Task to complete: Copy out the records in full, word for word, without pictures.

Records for processing:
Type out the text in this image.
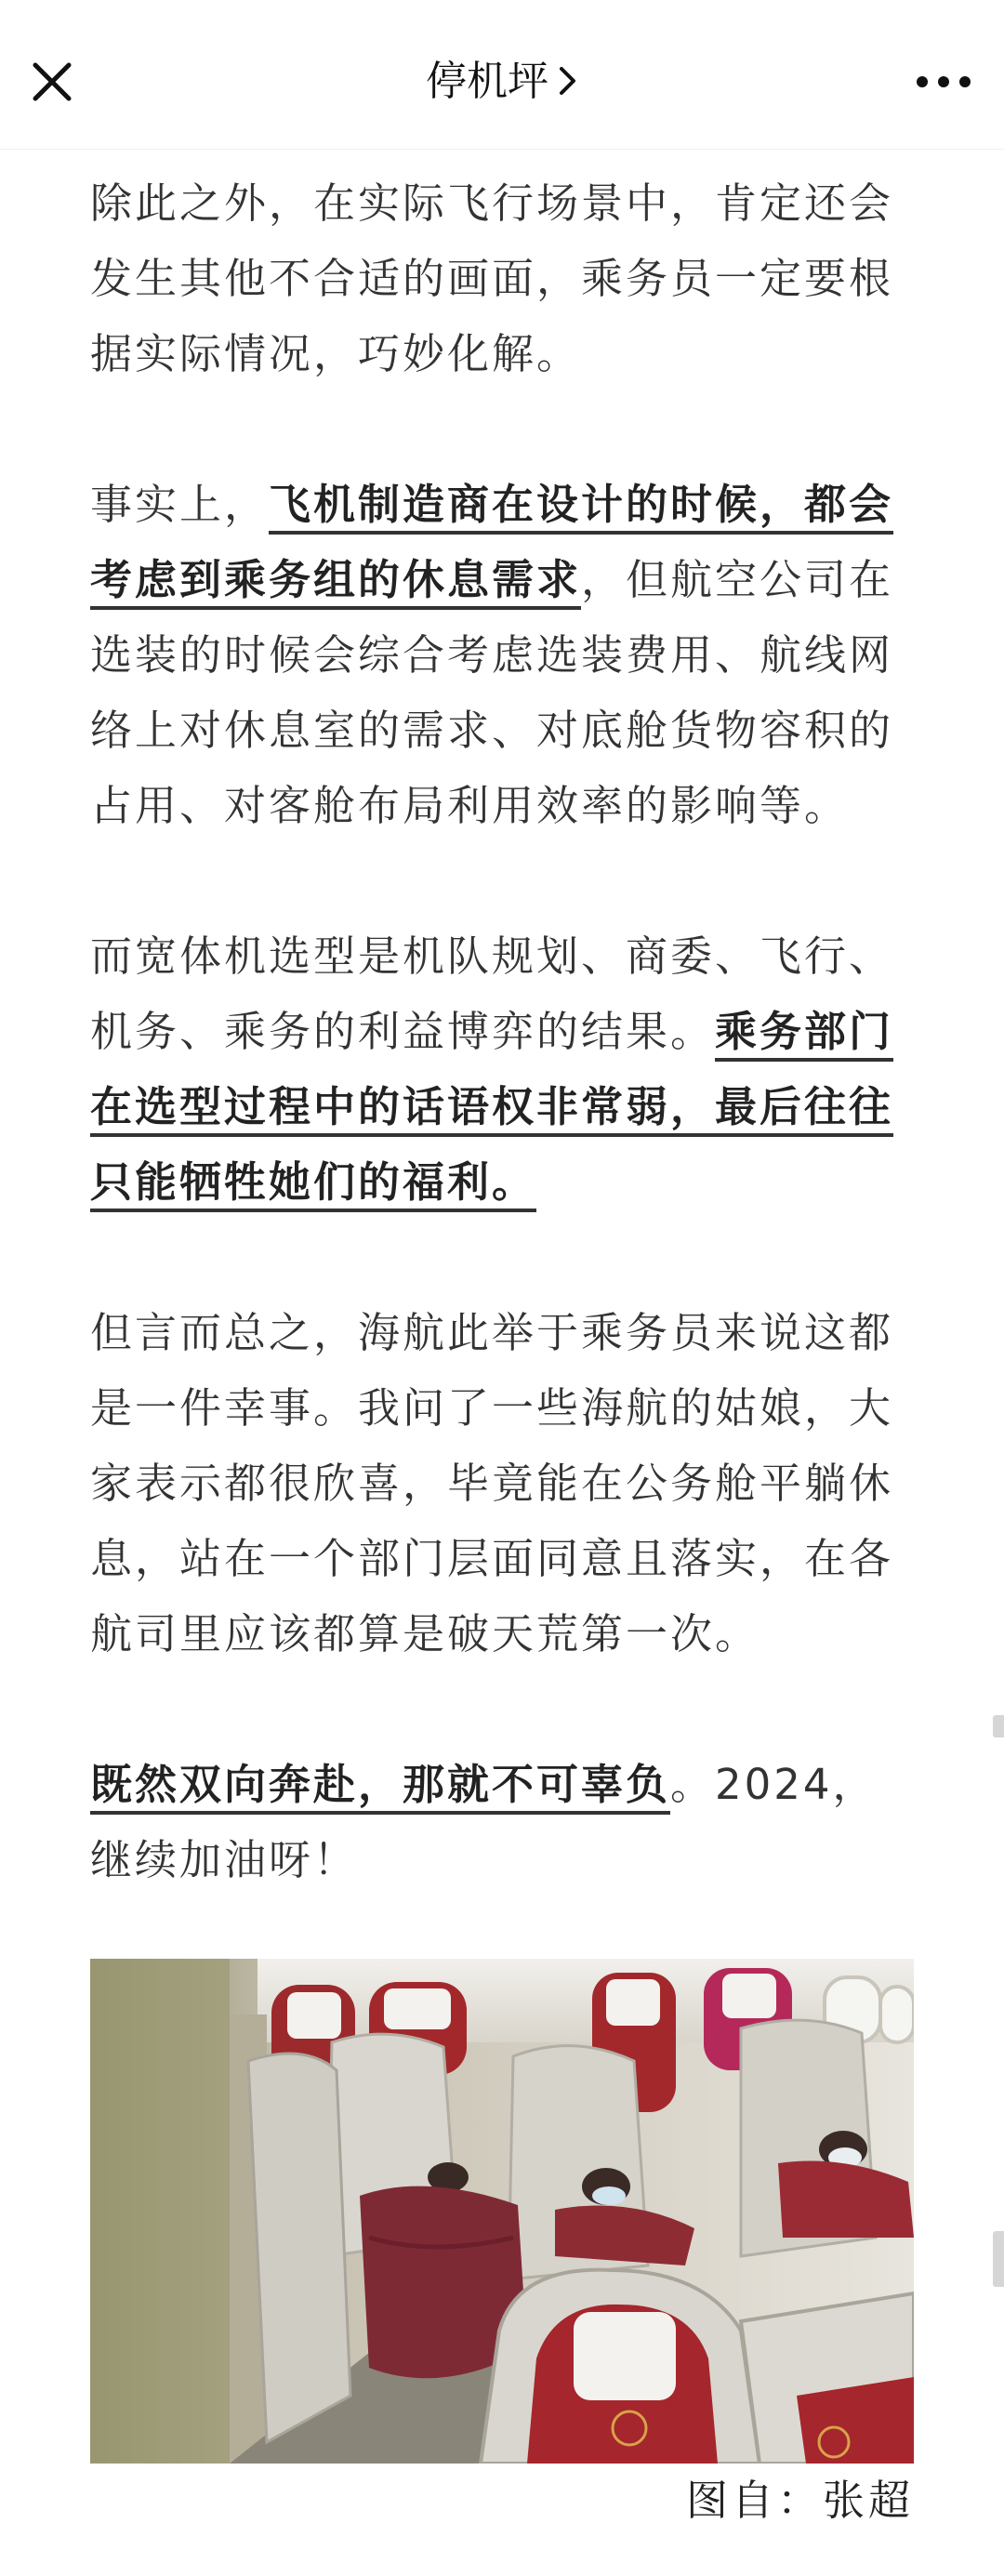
停机坪

除此之外，在实际飞行场景中，肯定还会发生其他不合适的画面，乘务员一定要根据实际情况，巧妙化解。

事实上，飞机制造商在设计的时候，都会考虑到乘务组的休息需求，但航空公司在选装的时候会综合考虑选装费用、航线网络上对休息室的需求、对底舱货物容积的占用、对客舱布局利用效率的影响等。

而宽体机选型是机队规划、商委、飞行、机务、乘务的利益博弈的结果。乘务部门在选型过程中的话语权非常弱，最后往往只能牺牲她们的福利。

但言而总之，海航此举于乘务员来说这都是一件幸事。我问了一些海航的姑娘，大家表示都很欣喜，毕竟能在公务舱平躺休息，站在一个部门层面同意且落实，在各航司里应该都算是破天荒第一次。

既然双向奔赴，那就不可辜负。2024，继续加油呀！

图自：张超
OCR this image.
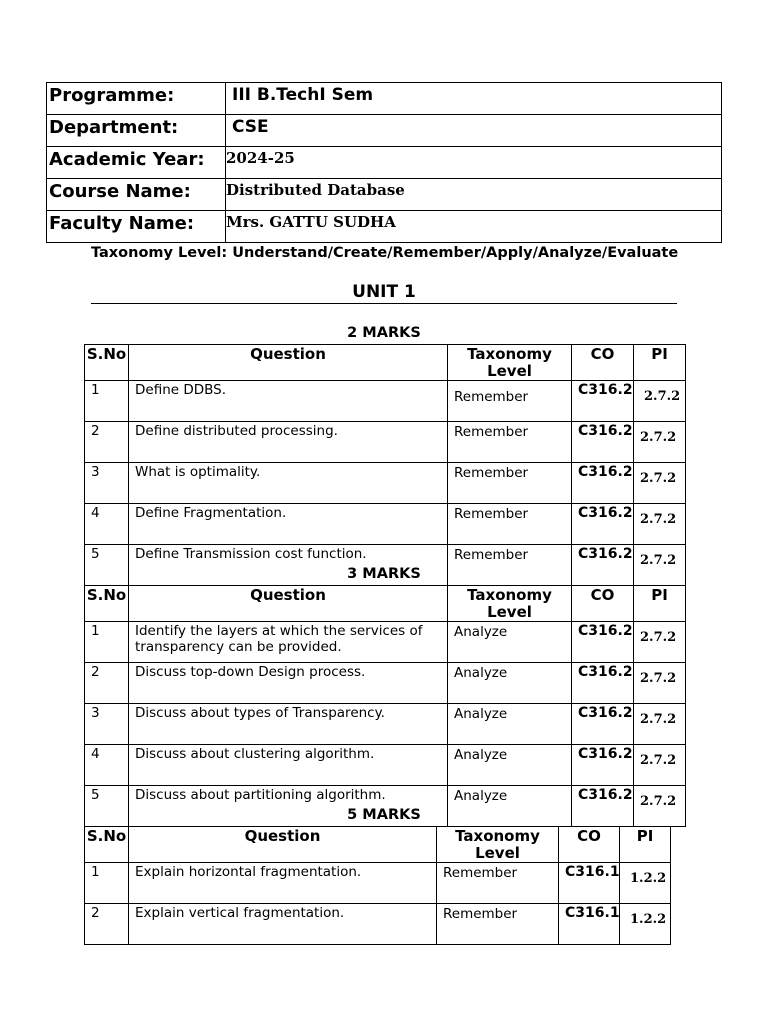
Programme:	III B.TechI Sem
Department:	CSE
Academic Year:	2024-25
Course Name:	Distributed Database
Faculty Name:	Mrs. GATTU SUDHA
Taxonomy Level: Understand/Create/Remember/Apply/Analyze/Evaluate
UNIT 1
2 MARKS
S.No	Question	Taxonomy Level	CO	PI
1	Define DDBS.	Remember	C316.2	2.7.2
2	Define distributed processing.	Remember	C316.2	2.7.2
3	What is optimality.	Remember	C316.2	2.7.2
4	Define Fragmentation.	Remember	C316.2	2.7.2
5	Define Transmission cost function.	Remember	C316.2	2.7.2
3 MARKS
S.No	Question	Taxonomy Level	CO	PI
1	Identify the layers at which the services of transparency can be provided.	Analyze	C316.2	2.7.2
2	Discuss top-down Design process.	Analyze	C316.2	2.7.2
3	Discuss about types of Transparency.	Analyze	C316.2	2.7.2
4	Discuss about clustering algorithm.	Analyze	C316.2	2.7.2
5	Discuss about partitioning algorithm.	Analyze	C316.2	2.7.2
5 MARKS
S.No	Question	Taxonomy Level	CO	PI
1	Explain horizontal fragmentation.	Remember	C316.1	1.2.2
2	Explain vertical fragmentation.	Remember	C316.1	1.2.2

Task solution:
Type out the text in this image.
停机坪

除此之外，在实际飞行场景中，肯定还会发生其他不合适的画面，乘务员一定要根据实际情况，巧妙化解。

事实上，飞机制造商在设计的时候，都会考虑到乘务组的休息需求，但航空公司在选装的时候会综合考虑选装费用、航线网络上对休息室的需求、对底舱货物容积的占用、对客舱布局利用效率的影响等。

而宽体机选型是机队规划、商委、飞行、机务、乘务的利益博弈的结果。乘务部门在选型过程中的话语权非常弱，最后往往只能牺牲她们的福利。

但言而总之，海航此举于乘务员来说这都是一件幸事。我问了一些海航的姑娘，大家表示都很欣喜，毕竟能在公务舱平躺休息，站在一个部门层面同意且落实，在各航司里应该都算是破天荒第一次。

既然双向奔赴，那就不可辜负。2024，继续加油呀！

图自：张超
OCR this image.
Programme:	III B.TechI Sem
Department:	CSE
Academic Year:	2024-25
Course Name:	Distributed Database
Faculty Name:	Mrs. GATTU SUDHA
Taxonomy Level: Understand/Create/Remember/Apply/Analyze/Evaluate
UNIT 1
2 MARKS
S.No	Question	Taxonomy Level	CO	PI
1	Define DDBS.	Remember	C316.2	2.7.2
2	Define distributed processing.	Remember	C316.2	2.7.2
3	What is optimality.	Remember	C316.2	2.7.2
4	Define Fragmentation.	Remember	C316.2	2.7.2
5	Define Transmission cost function.	Remember	C316.2	2.7.2
3 MARKS
S.No	Question	Taxonomy Level	CO	PI
1	Identify the layers at which the services of transparency can be provided.	Analyze	C316.2	2.7.2
2	Discuss top-down Design process.	Analyze	C316.2	2.7.2
3	Discuss about types of Transparency.	Analyze	C316.2	2.7.2
4	Discuss about clustering algorithm.	Analyze	C316.2	2.7.2
5	Discuss about partitioning algorithm.	Analyze	C316.2	2.7.2
5 MARKS
S.No	Question	Taxonomy Level	CO	PI
1	Explain horizontal fragmentation.	Remember	C316.1	1.2.2
2	Explain vertical fragmentation.	Remember	C316.1	1.2.2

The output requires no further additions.